• **WHAT TO DO**
Print all records exactly, leaving nothing out.

** Begin EXERCISE MATERIAL **

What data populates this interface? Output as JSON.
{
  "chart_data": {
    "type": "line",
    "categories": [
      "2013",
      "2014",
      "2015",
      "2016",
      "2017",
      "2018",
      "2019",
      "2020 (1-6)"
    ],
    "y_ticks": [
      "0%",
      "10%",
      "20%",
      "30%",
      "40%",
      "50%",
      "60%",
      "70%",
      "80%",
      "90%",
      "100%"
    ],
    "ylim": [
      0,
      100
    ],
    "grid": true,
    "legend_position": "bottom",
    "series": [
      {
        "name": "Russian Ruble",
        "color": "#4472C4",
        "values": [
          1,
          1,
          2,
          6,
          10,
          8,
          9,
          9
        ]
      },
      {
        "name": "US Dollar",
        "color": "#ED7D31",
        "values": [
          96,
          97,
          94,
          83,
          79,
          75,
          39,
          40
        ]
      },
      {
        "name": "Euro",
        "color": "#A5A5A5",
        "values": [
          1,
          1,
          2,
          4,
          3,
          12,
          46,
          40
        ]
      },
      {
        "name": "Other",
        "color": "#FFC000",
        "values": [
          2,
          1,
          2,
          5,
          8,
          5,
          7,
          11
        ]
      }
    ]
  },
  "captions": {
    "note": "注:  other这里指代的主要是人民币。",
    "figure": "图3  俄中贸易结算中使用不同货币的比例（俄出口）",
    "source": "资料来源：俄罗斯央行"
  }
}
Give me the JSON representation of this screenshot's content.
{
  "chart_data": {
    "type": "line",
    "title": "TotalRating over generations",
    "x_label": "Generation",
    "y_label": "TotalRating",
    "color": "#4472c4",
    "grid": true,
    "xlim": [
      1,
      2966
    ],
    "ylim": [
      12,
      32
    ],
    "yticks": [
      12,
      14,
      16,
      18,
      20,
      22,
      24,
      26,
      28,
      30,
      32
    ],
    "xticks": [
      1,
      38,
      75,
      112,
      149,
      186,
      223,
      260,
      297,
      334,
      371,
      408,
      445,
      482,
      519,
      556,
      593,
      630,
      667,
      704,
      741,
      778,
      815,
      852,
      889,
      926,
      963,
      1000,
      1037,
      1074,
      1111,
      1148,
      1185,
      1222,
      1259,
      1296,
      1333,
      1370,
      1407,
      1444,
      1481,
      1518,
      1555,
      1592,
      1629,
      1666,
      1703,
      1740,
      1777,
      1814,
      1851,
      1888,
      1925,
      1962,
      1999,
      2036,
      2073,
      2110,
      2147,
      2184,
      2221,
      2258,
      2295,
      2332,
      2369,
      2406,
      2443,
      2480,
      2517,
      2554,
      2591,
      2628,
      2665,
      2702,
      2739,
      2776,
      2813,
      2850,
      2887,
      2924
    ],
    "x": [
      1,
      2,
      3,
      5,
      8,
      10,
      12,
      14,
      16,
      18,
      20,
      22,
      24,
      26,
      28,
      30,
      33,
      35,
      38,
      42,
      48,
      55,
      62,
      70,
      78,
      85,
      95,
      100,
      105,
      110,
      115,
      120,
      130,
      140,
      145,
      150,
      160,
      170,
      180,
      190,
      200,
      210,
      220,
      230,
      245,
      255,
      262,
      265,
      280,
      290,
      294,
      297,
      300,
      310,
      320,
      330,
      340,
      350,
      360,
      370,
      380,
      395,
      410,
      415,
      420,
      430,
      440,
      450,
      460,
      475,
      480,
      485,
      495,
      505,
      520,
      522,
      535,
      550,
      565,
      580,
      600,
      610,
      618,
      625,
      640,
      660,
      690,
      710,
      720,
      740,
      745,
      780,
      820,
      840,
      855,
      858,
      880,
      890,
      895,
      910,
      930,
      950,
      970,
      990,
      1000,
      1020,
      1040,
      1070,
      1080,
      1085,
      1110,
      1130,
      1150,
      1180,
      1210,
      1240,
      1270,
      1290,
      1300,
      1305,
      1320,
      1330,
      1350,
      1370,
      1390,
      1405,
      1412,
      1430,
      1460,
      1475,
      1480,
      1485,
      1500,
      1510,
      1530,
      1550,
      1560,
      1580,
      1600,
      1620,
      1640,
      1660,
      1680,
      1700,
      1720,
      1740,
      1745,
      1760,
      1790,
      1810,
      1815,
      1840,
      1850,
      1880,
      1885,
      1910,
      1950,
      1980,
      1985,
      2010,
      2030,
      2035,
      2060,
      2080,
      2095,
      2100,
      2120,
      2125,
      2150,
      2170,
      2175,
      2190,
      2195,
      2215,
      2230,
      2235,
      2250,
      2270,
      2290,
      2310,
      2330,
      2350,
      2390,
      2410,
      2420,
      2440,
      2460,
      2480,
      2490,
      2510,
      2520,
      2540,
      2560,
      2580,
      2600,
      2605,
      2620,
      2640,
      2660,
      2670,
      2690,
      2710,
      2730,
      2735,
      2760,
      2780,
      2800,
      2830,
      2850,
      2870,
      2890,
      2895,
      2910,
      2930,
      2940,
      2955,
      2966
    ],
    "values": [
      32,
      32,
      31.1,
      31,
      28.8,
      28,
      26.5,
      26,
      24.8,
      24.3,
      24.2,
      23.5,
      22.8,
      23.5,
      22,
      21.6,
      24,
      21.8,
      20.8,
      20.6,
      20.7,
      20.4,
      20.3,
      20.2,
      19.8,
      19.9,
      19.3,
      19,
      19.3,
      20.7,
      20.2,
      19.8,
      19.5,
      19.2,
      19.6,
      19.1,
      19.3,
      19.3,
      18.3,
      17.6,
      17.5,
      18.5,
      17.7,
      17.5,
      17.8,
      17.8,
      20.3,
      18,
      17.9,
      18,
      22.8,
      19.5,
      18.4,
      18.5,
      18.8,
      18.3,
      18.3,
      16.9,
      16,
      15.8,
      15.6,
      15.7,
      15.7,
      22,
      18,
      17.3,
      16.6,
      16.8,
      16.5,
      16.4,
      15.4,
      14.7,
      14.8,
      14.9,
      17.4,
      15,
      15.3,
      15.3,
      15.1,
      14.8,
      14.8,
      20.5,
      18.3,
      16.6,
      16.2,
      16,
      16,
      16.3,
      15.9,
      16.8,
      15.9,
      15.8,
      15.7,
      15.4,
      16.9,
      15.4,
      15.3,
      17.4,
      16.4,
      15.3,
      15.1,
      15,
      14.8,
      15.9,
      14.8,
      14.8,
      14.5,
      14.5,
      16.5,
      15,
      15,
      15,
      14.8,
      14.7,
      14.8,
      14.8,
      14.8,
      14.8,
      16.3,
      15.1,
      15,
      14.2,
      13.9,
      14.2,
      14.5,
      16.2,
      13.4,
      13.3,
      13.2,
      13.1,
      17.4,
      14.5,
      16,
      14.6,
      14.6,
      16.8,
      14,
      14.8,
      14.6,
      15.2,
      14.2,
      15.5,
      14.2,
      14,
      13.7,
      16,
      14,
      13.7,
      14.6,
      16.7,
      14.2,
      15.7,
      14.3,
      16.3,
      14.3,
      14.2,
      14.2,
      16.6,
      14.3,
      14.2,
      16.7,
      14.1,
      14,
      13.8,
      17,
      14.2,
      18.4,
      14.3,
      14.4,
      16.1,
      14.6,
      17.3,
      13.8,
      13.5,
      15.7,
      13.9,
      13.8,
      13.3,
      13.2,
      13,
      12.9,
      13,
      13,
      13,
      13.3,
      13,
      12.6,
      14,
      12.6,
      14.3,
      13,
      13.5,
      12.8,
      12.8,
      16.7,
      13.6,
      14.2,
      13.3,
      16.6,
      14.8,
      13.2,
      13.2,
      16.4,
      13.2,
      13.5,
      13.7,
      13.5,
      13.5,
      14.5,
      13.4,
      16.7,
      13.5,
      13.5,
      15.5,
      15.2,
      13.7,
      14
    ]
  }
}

** End EXERCISE MATERIAL **

• **RESPONSE TO THE TASK**
What data populates this interface? Output as JSON.
{
  "chart_data": {
    "type": "line",
    "categories": [
      "2013",
      "2014",
      "2015",
      "2016",
      "2017",
      "2018",
      "2019",
      "2020 (1-6)"
    ],
    "y_ticks": [
      "0%",
      "10%",
      "20%",
      "30%",
      "40%",
      "50%",
      "60%",
      "70%",
      "80%",
      "90%",
      "100%"
    ],
    "ylim": [
      0,
      100
    ],
    "grid": true,
    "legend_position": "bottom",
    "series": [
      {
        "name": "Russian Ruble",
        "color": "#4472C4",
        "values": [
          1,
          1,
          2,
          6,
          10,
          8,
          9,
          9
        ]
      },
      {
        "name": "US Dollar",
        "color": "#ED7D31",
        "values": [
          96,
          97,
          94,
          83,
          79,
          75,
          39,
          40
        ]
      },
      {
        "name": "Euro",
        "color": "#A5A5A5",
        "values": [
          1,
          1,
          2,
          4,
          3,
          12,
          46,
          40
        ]
      },
      {
        "name": "Other",
        "color": "#FFC000",
        "values": [
          2,
          1,
          2,
          5,
          8,
          5,
          7,
          11
        ]
      }
    ]
  },
  "captions": {
    "note": "注:  other这里指代的主要是人民币。",
    "figure": "图3  俄中贸易结算中使用不同货币的比例（俄出口）",
    "source": "资料来源：俄罗斯央行"
  }
}
Give me the JSON representation of this screenshot's content.
{
  "chart_data": {
    "type": "line",
    "title": "TotalRating over generations",
    "x_label": "Generation",
    "y_label": "TotalRating",
    "color": "#4472c4",
    "grid": true,
    "xlim": [
      1,
      2966
    ],
    "ylim": [
      12,
      32
    ],
    "yticks": [
      12,
      14,
      16,
      18,
      20,
      22,
      24,
      26,
      28,
      30,
      32
    ],
    "xticks": [
      1,
      38,
      75,
      112,
      149,
      186,
      223,
      260,
      297,
      334,
      371,
      408,
      445,
      482,
      519,
      556,
      593,
      630,
      667,
      704,
      741,
      778,
      815,
      852,
      889,
      926,
      963,
      1000,
      1037,
      1074,
      1111,
      1148,
      1185,
      1222,
      1259,
      1296,
      1333,
      1370,
      1407,
      1444,
      1481,
      1518,
      1555,
      1592,
      1629,
      1666,
      1703,
      1740,
      1777,
      1814,
      1851,
      1888,
      1925,
      1962,
      1999,
      2036,
      2073,
      2110,
      2147,
      2184,
      2221,
      2258,
      2295,
      2332,
      2369,
      2406,
      2443,
      2480,
      2517,
      2554,
      2591,
      2628,
      2665,
      2702,
      2739,
      2776,
      2813,
      2850,
      2887,
      2924
    ],
    "x": [
      1,
      2,
      3,
      5,
      8,
      10,
      12,
      14,
      16,
      18,
      20,
      22,
      24,
      26,
      28,
      30,
      33,
      35,
      38,
      42,
      48,
      55,
      62,
      70,
      78,
      85,
      95,
      100,
      105,
      110,
      115,
      120,
      130,
      140,
      145,
      150,
      160,
      170,
      180,
      190,
      200,
      210,
      220,
      230,
      245,
      255,
      262,
      265,
      280,
      290,
      294,
      297,
      300,
      310,
      320,
      330,
      340,
      350,
      360,
      370,
      380,
      395,
      410,
      415,
      420,
      430,
      440,
      450,
      460,
      475,
      480,
      485,
      495,
      505,
      520,
      522,
      535,
      550,
      565,
      580,
      600,
      610,
      618,
      625,
      640,
      660,
      690,
      710,
      720,
      740,
      745,
      780,
      820,
      840,
      855,
      858,
      880,
      890,
      895,
      910,
      930,
      950,
      970,
      990,
      1000,
      1020,
      1040,
      1070,
      1080,
      1085,
      1110,
      1130,
      1150,
      1180,
      1210,
      1240,
      1270,
      1290,
      1300,
      1305,
      1320,
      1330,
      1350,
      1370,
      1390,
      1405,
      1412,
      1430,
      1460,
      1475,
      1480,
      1485,
      1500,
      1510,
      1530,
      1550,
      1560,
      1580,
      1600,
      1620,
      1640,
      1660,
      1680,
      1700,
      1720,
      1740,
      1745,
      1760,
      1790,
      1810,
      1815,
      1840,
      1850,
      1880,
      1885,
      1910,
      1950,
      1980,
      1985,
      2010,
      2030,
      2035,
      2060,
      2080,
      2095,
      2100,
      2120,
      2125,
      2150,
      2170,
      2175,
      2190,
      2195,
      2215,
      2230,
      2235,
      2250,
      2270,
      2290,
      2310,
      2330,
      2350,
      2390,
      2410,
      2420,
      2440,
      2460,
      2480,
      2490,
      2510,
      2520,
      2540,
      2560,
      2580,
      2600,
      2605,
      2620,
      2640,
      2660,
      2670,
      2690,
      2710,
      2730,
      2735,
      2760,
      2780,
      2800,
      2830,
      2850,
      2870,
      2890,
      2895,
      2910,
      2930,
      2940,
      2955,
      2966
    ],
    "values": [
      32,
      32,
      31.1,
      31,
      28.8,
      28,
      26.5,
      26,
      24.8,
      24.3,
      24.2,
      23.5,
      22.8,
      23.5,
      22,
      21.6,
      24,
      21.8,
      20.8,
      20.6,
      20.7,
      20.4,
      20.3,
      20.2,
      19.8,
      19.9,
      19.3,
      19,
      19.3,
      20.7,
      20.2,
      19.8,
      19.5,
      19.2,
      19.6,
      19.1,
      19.3,
      19.3,
      18.3,
      17.6,
      17.5,
      18.5,
      17.7,
      17.5,
      17.8,
      17.8,
      20.3,
      18,
      17.9,
      18,
      22.8,
      19.5,
      18.4,
      18.5,
      18.8,
      18.3,
      18.3,
      16.9,
      16,
      15.8,
      15.6,
      15.7,
      15.7,
      22,
      18,
      17.3,
      16.6,
      16.8,
      16.5,
      16.4,
      15.4,
      14.7,
      14.8,
      14.9,
      17.4,
      15,
      15.3,
      15.3,
      15.1,
      14.8,
      14.8,
      20.5,
      18.3,
      16.6,
      16.2,
      16,
      16,
      16.3,
      15.9,
      16.8,
      15.9,
      15.8,
      15.7,
      15.4,
      16.9,
      15.4,
      15.3,
      17.4,
      16.4,
      15.3,
      15.1,
      15,
      14.8,
      15.9,
      14.8,
      14.8,
      14.5,
      14.5,
      16.5,
      15,
      15,
      15,
      14.8,
      14.7,
      14.8,
      14.8,
      14.8,
      14.8,
      16.3,
      15.1,
      15,
      14.2,
      13.9,
      14.2,
      14.5,
      16.2,
      13.4,
      13.3,
      13.2,
      13.1,
      17.4,
      14.5,
      16,
      14.6,
      14.6,
      16.8,
      14,
      14.8,
      14.6,
      15.2,
      14.2,
      15.5,
      14.2,
      14,
      13.7,
      16,
      14,
      13.7,
      14.6,
      16.7,
      14.2,
      15.7,
      14.3,
      16.3,
      14.3,
      14.2,
      14.2,
      16.6,
      14.3,
      14.2,
      16.7,
      14.1,
      14,
      13.8,
      17,
      14.2,
      18.4,
      14.3,
      14.4,
      16.1,
      14.6,
      17.3,
      13.8,
      13.5,
      15.7,
      13.9,
      13.8,
      13.3,
      13.2,
      13,
      12.9,
      13,
      13,
      13,
      13.3,
      13,
      12.6,
      14,
      12.6,
      14.3,
      13,
      13.5,
      12.8,
      12.8,
      16.7,
      13.6,
      14.2,
      13.3,
      16.6,
      14.8,
      13.2,
      13.2,
      16.4,
      13.2,
      13.5,
      13.7,
      13.5,
      13.5,
      14.5,
      13.4,
      16.7,
      13.5,
      13.5,
      15.5,
      15.2,
      13.7,
      14
    ]
  }
}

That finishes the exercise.